WHAT THE TASK ASKS = Every line of the material is to be repeated exactly as it stands.

RECORD SET =
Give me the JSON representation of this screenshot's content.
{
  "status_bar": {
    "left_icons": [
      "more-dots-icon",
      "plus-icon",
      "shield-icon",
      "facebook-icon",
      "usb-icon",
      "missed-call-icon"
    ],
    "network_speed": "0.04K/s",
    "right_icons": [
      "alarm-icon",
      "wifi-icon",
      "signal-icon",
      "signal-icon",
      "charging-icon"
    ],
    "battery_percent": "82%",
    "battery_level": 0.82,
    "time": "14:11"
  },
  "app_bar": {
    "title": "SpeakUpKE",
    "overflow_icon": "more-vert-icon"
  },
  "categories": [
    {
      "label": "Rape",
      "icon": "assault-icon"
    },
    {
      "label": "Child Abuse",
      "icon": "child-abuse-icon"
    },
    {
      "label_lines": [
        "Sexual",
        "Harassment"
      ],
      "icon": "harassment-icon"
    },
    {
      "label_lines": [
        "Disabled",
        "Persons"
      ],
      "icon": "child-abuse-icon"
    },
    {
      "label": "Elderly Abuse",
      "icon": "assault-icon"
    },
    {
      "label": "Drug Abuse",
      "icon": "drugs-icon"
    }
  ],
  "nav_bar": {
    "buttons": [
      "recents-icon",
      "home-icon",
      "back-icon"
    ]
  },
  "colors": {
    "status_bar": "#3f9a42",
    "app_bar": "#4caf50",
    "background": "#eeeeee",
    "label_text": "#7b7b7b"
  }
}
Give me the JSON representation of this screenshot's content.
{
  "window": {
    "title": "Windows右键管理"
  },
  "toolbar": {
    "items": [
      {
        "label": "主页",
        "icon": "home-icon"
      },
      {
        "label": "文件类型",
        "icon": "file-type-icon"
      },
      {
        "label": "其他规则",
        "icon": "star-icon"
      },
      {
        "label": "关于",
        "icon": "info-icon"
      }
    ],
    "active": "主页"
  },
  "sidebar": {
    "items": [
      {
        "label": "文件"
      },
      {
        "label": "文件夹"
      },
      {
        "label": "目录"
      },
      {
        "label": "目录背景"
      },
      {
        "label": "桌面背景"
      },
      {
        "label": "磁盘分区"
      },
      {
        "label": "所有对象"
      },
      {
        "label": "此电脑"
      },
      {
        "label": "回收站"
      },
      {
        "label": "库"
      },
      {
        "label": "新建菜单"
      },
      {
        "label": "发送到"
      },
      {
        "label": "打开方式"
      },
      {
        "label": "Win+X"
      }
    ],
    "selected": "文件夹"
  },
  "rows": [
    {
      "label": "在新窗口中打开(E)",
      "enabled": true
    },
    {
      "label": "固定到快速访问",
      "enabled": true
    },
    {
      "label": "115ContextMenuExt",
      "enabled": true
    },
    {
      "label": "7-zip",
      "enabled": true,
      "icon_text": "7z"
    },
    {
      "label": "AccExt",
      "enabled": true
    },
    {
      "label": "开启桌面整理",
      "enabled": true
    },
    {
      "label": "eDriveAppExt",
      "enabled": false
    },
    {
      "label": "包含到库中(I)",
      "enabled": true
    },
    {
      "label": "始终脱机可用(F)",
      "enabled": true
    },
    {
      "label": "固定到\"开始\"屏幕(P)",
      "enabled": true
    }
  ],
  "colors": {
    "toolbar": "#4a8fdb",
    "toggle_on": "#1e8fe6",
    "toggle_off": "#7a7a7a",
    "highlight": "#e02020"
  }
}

THE RESPONSE =
Give me the JSON representation of this screenshot's content.
{
  "status_bar": {
    "left_icons": [
      "more-dots-icon",
      "plus-icon",
      "shield-icon",
      "facebook-icon",
      "usb-icon",
      "missed-call-icon"
    ],
    "network_speed": "0.04K/s",
    "right_icons": [
      "alarm-icon",
      "wifi-icon",
      "signal-icon",
      "signal-icon",
      "charging-icon"
    ],
    "battery_percent": "82%",
    "battery_level": 0.82,
    "time": "14:11"
  },
  "app_bar": {
    "title": "SpeakUpKE",
    "overflow_icon": "more-vert-icon"
  },
  "categories": [
    {
      "label": "Rape",
      "icon": "assault-icon"
    },
    {
      "label": "Child Abuse",
      "icon": "child-abuse-icon"
    },
    {
      "label_lines": [
        "Sexual",
        "Harassment"
      ],
      "icon": "harassment-icon"
    },
    {
      "label_lines": [
        "Disabled",
        "Persons"
      ],
      "icon": "child-abuse-icon"
    },
    {
      "label": "Elderly Abuse",
      "icon": "assault-icon"
    },
    {
      "label": "Drug Abuse",
      "icon": "drugs-icon"
    }
  ],
  "nav_bar": {
    "buttons": [
      "recents-icon",
      "home-icon",
      "back-icon"
    ]
  },
  "colors": {
    "status_bar": "#3f9a42",
    "app_bar": "#4caf50",
    "background": "#eeeeee",
    "label_text": "#7b7b7b"
  }
}
Give me the JSON representation of this screenshot's content.
{
  "window": {
    "title": "Windows右键管理"
  },
  "toolbar": {
    "items": [
      {
        "label": "主页",
        "icon": "home-icon"
      },
      {
        "label": "文件类型",
        "icon": "file-type-icon"
      },
      {
        "label": "其他规则",
        "icon": "star-icon"
      },
      {
        "label": "关于",
        "icon": "info-icon"
      }
    ],
    "active": "主页"
  },
  "sidebar": {
    "items": [
      {
        "label": "文件"
      },
      {
        "label": "文件夹"
      },
      {
        "label": "目录"
      },
      {
        "label": "目录背景"
      },
      {
        "label": "桌面背景"
      },
      {
        "label": "磁盘分区"
      },
      {
        "label": "所有对象"
      },
      {
        "label": "此电脑"
      },
      {
        "label": "回收站"
      },
      {
        "label": "库"
      },
      {
        "label": "新建菜单"
      },
      {
        "label": "发送到"
      },
      {
        "label": "打开方式"
      },
      {
        "label": "Win+X"
      }
    ],
    "selected": "文件夹"
  },
  "rows": [
    {
      "label": "在新窗口中打开(E)",
      "enabled": true
    },
    {
      "label": "固定到快速访问",
      "enabled": true
    },
    {
      "label": "115ContextMenuExt",
      "enabled": true
    },
    {
      "label": "7-zip",
      "enabled": true,
      "icon_text": "7z"
    },
    {
      "label": "AccExt",
      "enabled": true
    },
    {
      "label": "开启桌面整理",
      "enabled": true
    },
    {
      "label": "eDriveAppExt",
      "enabled": false
    },
    {
      "label": "包含到库中(I)",
      "enabled": true
    },
    {
      "label": "始终脱机可用(F)",
      "enabled": true
    },
    {
      "label": "固定到\"开始\"屏幕(P)",
      "enabled": true
    }
  ],
  "colors": {
    "toolbar": "#4a8fdb",
    "toggle_on": "#1e8fe6",
    "toggle_off": "#7a7a7a",
    "highlight": "#e02020"
  }
}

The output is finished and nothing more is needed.